> **Requirements**
How many of the lines that follow contain the word "güne"? Give only the number.

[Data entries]
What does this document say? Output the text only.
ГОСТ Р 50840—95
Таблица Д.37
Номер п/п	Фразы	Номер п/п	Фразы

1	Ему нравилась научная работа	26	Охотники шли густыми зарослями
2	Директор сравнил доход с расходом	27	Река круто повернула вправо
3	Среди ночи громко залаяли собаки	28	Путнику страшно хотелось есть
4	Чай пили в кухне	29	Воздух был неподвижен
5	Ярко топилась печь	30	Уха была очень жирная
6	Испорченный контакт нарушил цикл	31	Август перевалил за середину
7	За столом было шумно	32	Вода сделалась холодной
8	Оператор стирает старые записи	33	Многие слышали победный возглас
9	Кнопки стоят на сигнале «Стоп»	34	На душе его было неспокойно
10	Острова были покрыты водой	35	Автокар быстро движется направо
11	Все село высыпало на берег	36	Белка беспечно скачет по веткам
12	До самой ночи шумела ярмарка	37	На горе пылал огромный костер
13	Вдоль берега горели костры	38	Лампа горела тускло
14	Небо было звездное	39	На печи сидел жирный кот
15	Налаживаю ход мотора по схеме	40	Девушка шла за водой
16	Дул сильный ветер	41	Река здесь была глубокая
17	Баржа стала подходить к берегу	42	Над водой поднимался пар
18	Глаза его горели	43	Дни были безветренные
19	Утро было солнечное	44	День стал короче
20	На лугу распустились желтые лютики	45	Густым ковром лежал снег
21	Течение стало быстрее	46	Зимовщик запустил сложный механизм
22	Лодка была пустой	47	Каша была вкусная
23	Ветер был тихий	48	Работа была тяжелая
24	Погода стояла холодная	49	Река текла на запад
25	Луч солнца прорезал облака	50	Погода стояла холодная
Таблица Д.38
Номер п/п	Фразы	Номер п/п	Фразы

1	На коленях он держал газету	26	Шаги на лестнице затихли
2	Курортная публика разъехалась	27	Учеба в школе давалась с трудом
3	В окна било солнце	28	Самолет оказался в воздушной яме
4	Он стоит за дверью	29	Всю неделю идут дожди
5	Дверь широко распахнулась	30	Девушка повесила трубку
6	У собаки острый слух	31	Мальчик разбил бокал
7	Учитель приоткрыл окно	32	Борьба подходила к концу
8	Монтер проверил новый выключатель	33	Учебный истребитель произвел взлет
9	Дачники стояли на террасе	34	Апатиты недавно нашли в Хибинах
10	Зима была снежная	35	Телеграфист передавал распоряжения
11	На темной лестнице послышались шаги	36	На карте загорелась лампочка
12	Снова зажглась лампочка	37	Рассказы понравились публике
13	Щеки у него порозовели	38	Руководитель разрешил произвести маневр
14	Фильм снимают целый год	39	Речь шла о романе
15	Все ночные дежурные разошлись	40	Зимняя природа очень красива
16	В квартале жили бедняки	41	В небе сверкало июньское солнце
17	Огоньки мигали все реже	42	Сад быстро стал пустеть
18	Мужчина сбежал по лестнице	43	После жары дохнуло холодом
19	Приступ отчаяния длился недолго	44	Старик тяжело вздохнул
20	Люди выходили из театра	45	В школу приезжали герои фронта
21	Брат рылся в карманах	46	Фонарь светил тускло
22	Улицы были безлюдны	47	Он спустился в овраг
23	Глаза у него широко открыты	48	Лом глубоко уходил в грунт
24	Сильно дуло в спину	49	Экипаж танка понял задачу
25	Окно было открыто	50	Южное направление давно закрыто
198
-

---

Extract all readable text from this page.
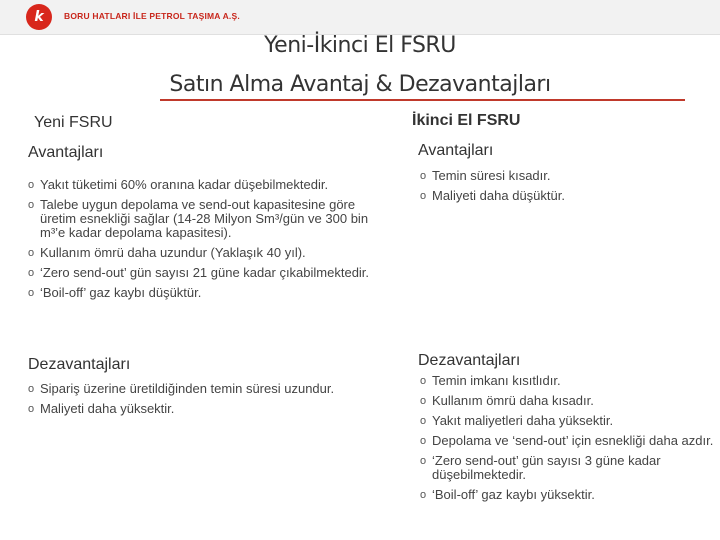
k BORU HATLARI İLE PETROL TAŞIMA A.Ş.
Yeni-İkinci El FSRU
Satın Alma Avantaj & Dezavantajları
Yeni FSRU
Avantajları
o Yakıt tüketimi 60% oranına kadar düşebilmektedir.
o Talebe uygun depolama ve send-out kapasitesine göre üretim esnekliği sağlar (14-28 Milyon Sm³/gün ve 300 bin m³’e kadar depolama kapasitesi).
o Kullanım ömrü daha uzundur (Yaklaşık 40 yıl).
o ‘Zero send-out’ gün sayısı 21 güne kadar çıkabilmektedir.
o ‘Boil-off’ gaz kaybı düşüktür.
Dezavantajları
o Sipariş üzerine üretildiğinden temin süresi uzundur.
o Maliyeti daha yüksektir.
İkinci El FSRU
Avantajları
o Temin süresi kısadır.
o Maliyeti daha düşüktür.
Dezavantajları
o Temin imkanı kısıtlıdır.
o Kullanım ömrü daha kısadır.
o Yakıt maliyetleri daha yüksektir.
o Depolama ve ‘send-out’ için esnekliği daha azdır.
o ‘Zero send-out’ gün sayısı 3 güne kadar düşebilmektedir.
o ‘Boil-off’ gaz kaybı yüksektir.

> **Result for this exercise**
2